• [Exercise goal] Below are some entries. Copy each line that holds the string "content".

• [Records to use]
-----

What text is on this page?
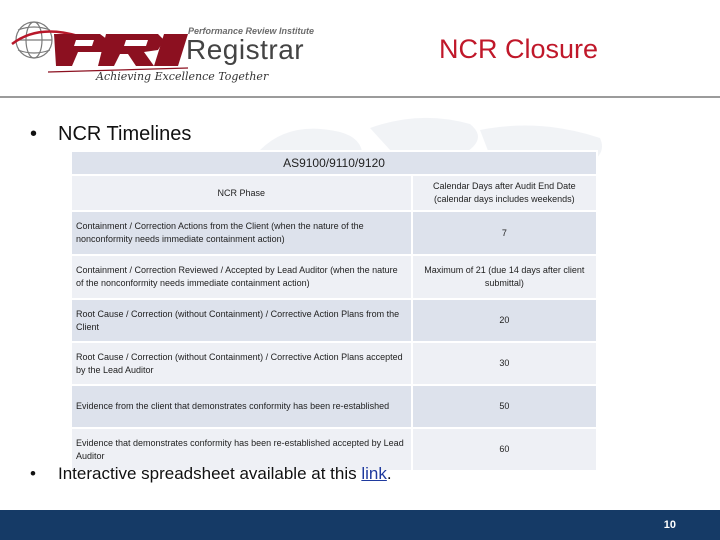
Performance Review Institute
Registrar
Achieving Excellence Together
NCR Closure
• NCR Timelines
AS9100/9110/9120	
NCR Phase	Calendar Days after Audit End Date (calendar days includes weekends)
Containment / Correction Actions from the Client (when the nature of the nonconformity needs immediate containment action)	7
Containment / Correction Reviewed / Accepted by Lead Auditor (when the nature of the nonconformity needs immediate containment action)	Maximum of 21 (due 14 days after client submittal)
Root Cause / Correction (without Containment) / Corrective Action Plans from the Client	20
Root Cause / Correction (without Containment) / Corrective Action Plans accepted by the Lead Auditor	30
Evidence from the client that demonstrates conformity has been re-established	50
Evidence that demonstrates conformity has been re-established accepted by Lead Auditor	60
• Interactive spreadsheet available at this link.
10
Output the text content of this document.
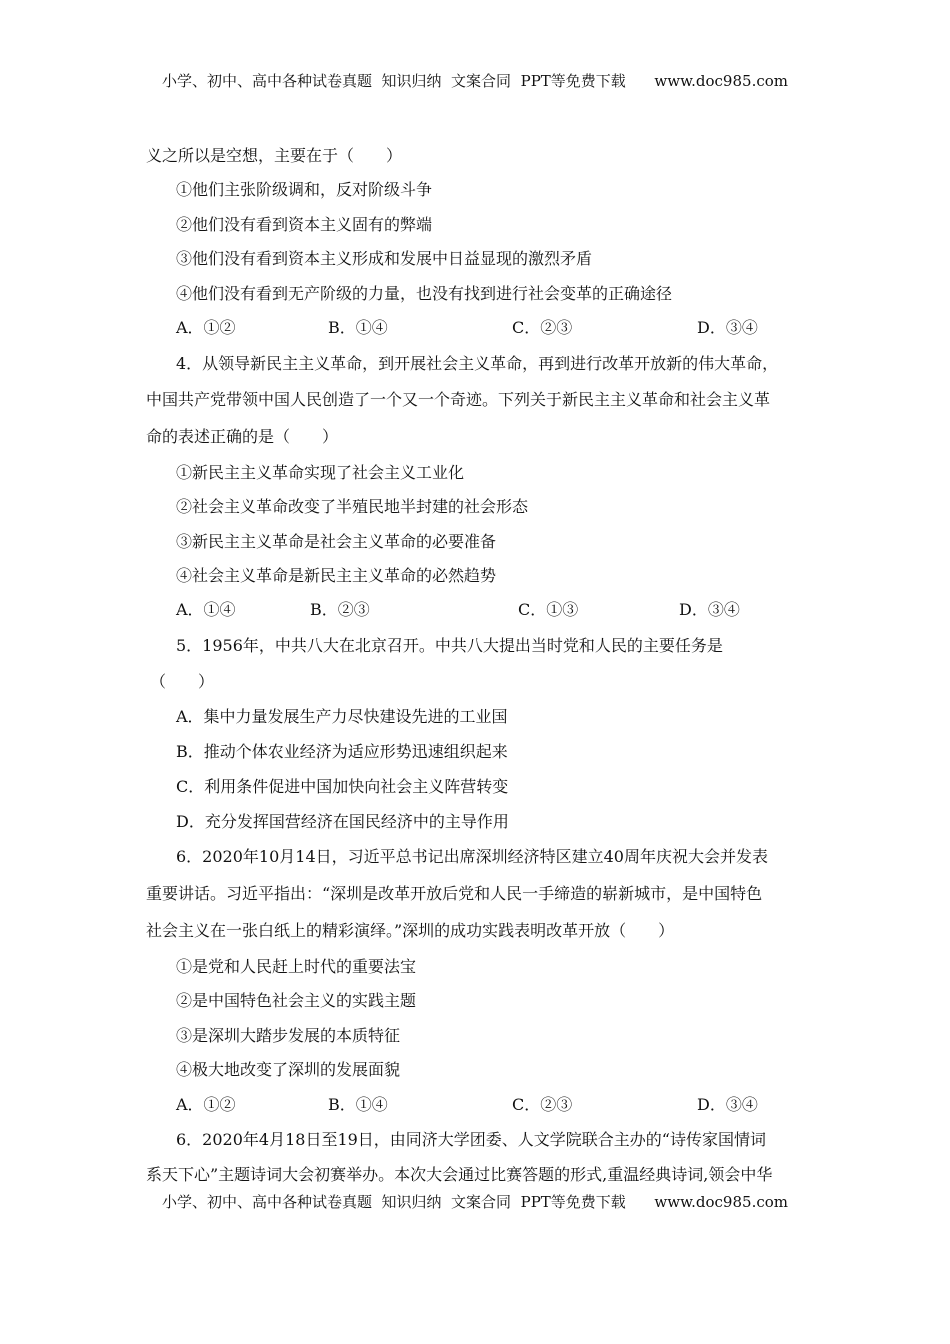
小学、初中、高中各种试卷真题  知识归纳  文案合同  PPT等免费下载      www.doc985.com
义之所以是空想，主要在于（　　）
①他们主张阶级调和，反对阶级斗争
②他们没有看到资本主义固有的弊端
③他们没有看到资本主义形成和发展中日益显现的激烈矛盾
④他们没有看到无产阶级的力量，也没有找到进行社会变革的正确途径
A．①②	B．①④	C．②③	D．③④
4．从领导新民主主义革命，到开展社会主义革命，再到进行改革开放新的伟大革命，
中国共产党带领中国人民创造了一个又一个奇迹。下列关于新民主主义革命和社会主义革
命的表述正确的是（　　）
①新民主主义革命实现了社会主义工业化
②社会主义革命改变了半殖民地半封建的社会形态
③新民主主义革命是社会主义革命的必要准备
④社会主义革命是新民主主义革命的必然趋势
A．①④	B．②③	C．①③	D．③④
5．1956年，中共八大在北京召开。中共八大提出当时党和人民的主要任务是
（　　）
A．集中力量发展生产力尽快建设先进的工业国
B．推动个体农业经济为适应形势迅速组织起来
C．利用条件促进中国加快向社会主义阵营转变
D．充分发挥国营经济在国民经济中的主导作用
6．2020年10月14日，习近平总书记出席深圳经济特区建立40周年庆祝大会并发表
重要讲话。习近平指出：“深圳是改革开放后党和人民一手缔造的崭新城市，是中国特色
社会主义在一张白纸上的精彩演绎。”深圳的成功实践表明改革开放（　　）
①是党和人民赶上时代的重要法宝
②是中国特色社会主义的实践主题
③是深圳大踏步发展的本质特征
④极大地改变了深圳的发展面貌
A．①②	B．①④	C．②③	D．③④
6．2020年4月18日至19日，由同济大学团委、人文学院联合主办的“诗传家国情词
系天下心”主题诗词大会初赛举办。本次大会通过比赛答题的形式,重温经典诗词,领会中华
小学、初中、高中各种试卷真题  知识归纳  文案合同  PPT等免费下载      www.doc985.com
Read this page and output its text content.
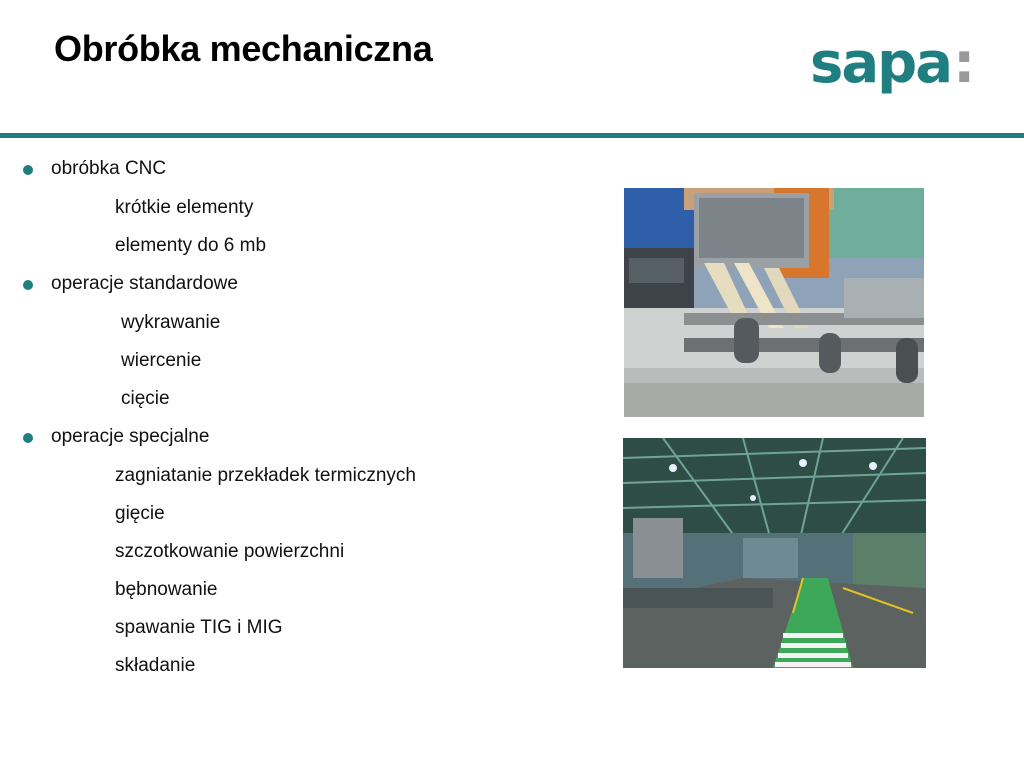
Obróbka mechaniczna	sapa :
obróbka CNC
krótkie elementy
elementy do 6 mb
operacje standardowe
wykrawanie
wiercenie
cięcie
operacje specjalne
zagniatanie przekładek termicznych
gięcie
szczotkowanie powierzchni
bębnowanie
spawanie TIG i MIG
składanie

-----

• [Full output]
Output the text content of this document.
Read this page and output its text content.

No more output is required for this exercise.